__WHAT THE EXERCISE ASKS__. Search the records for "meet". Copy every line where it appears.

╭──

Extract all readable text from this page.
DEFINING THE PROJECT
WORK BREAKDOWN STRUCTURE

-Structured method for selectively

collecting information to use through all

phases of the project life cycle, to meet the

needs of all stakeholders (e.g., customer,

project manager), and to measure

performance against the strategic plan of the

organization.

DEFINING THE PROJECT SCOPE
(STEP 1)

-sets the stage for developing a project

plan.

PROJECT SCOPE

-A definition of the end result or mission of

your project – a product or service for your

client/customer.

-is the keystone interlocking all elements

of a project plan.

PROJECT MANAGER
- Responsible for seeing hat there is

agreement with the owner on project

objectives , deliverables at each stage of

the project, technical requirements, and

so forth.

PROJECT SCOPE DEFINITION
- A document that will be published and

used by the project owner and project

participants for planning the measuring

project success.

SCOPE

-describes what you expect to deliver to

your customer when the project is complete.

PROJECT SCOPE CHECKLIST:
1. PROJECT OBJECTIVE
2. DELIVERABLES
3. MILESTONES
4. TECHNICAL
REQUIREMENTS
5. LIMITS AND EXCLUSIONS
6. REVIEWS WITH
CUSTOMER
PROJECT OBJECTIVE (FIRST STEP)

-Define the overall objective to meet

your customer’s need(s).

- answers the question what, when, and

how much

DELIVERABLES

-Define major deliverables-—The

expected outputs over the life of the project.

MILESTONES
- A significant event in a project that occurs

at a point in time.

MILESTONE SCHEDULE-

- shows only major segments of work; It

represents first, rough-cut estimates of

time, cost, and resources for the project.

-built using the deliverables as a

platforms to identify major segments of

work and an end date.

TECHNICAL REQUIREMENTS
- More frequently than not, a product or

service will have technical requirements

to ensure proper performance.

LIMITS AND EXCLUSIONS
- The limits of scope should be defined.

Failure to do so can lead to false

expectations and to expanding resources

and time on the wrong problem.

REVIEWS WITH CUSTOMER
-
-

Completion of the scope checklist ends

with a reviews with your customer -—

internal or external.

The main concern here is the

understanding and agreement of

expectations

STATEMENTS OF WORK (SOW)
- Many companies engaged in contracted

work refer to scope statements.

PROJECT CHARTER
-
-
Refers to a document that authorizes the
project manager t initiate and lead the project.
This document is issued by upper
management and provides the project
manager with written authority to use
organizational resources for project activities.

╰──

__RESPONSE FOR THIS EXERCISE__.
phases of the project life cycle, to meet the
-Define the overall objective to meet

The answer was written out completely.